(Beginning of READING TEXT)
General characteristics
- Class & type: Mersey-class second-class cruiser
- Displacement: 4,050 tons
- Length: 315 ft (96 m) oa; 300 ft (91 m) pp;
- Beam: 46 ft (14 m)
- Draught: 19 ft 6 in (6 m)
- Propulsion: 2-cyl horizontal direct-acting compound expansion; 12 cylindrical boilers; Twin screws;
- Speed: 17 knots (31 km/h) (4,500 ihp); 18 knots (33 km/h) (6,000 ihp);
- Range: 900 tons coal; 8,750 miles at 10 knots (19 km/h);
- Complement: 325
- Armament: 2 × BL 8-inch (203.2 mm) Mk IV guns; 10 × BL 6-inch (152.4 mm) guns; 3 × QF 6 pounder; 3 × 3 pounder QF; 9 × machine guns; 2 × torpedo tubes;
- Armour: Deck: 2-inch (50.80 mm) - 4-inch (101.6 mm); Gunshields: 2-inch (50.80 mm); Conning tower: 9-inch (228.6 mm);

= HMS Mersey (1885) =

Cruiser of the Royal Navy

HMS Mersey was a second class protected cruiser. She was launched in 1885, but had a relatively mundane career and was sold for breaking in 1905.
(End of READING TEXT)
(Beginning of RECORDS SHOWN)
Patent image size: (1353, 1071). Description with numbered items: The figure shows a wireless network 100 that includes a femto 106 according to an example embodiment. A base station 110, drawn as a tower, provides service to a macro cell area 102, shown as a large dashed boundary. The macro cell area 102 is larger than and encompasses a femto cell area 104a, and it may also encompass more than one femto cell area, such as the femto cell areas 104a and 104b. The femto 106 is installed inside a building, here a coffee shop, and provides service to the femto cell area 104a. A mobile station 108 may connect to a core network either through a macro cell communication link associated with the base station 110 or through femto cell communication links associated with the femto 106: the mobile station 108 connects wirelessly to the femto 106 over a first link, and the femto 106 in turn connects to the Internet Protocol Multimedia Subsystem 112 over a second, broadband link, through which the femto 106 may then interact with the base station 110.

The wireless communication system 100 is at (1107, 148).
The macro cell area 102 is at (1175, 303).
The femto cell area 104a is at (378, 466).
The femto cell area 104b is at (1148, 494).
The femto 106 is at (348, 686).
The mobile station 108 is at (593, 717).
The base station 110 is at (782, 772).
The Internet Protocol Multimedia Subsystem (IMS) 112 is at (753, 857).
(End of RECORDS SHOWN)
* EXERCISE REQUIREMENTS *
**1.** According to the text on HMS Mersey, how many cylindrical boilers did the ship have?
**2.** For each statement, say whether it agrees with the text on HMS Mersey. Answer yes or no and quote the deciding words.
(a) HMS Mersey was launched in 1885.
(b) The ship's complement was 425.
(c) The ship was sold for breaking in 1910.
**3.** Copy the part of the text on HMS Mersey that begins at the words "- Draught: 19" and stops after "breaking in 1905.".

* OUTPUTS FOR THE TASKS *
**1.** 12

**2.**
(a) Yes: "She was launched in 1885"
(b) No: "Complement: 325"
(c) No: "was sold for breaking in 1905"

**3.**
- Draught: 19 ft 6 in (6 m)
- Propulsion: 2-cyl horizontal direct-acting compound expansion; 12 cylindrical boilers; Twin screws;
- Speed: 17 knots (31 km/h) (4,500 ihp); 18 knots (33 km/h) (6,000 ihp);
- Range: 900 tons coal; 8,750 miles at 10 knots (19 km/h);
- Complement: 325
- Armament: 2 × BL 8-inch (203.2 mm) Mk IV guns; 10 × BL 6-inch (152.4 mm) guns; 3 × QF 6 pounder; 3 × 3 pounder QF; 9 × machine guns; 2 × torpedo tubes;
- Armour: Deck: 2-inch (50.80 mm) - 4-inch (101.6 mm); Gunshields: 2-inch (50.80 mm); Conning tower: 9-inch (228.6 mm);

= HMS Mersey (1885) =

Cruiser of the Royal Navy

HMS Mersey was a second class protected cruiser. She was launched in 1885, but had a relatively mundane career and was sold for breaking in 1905.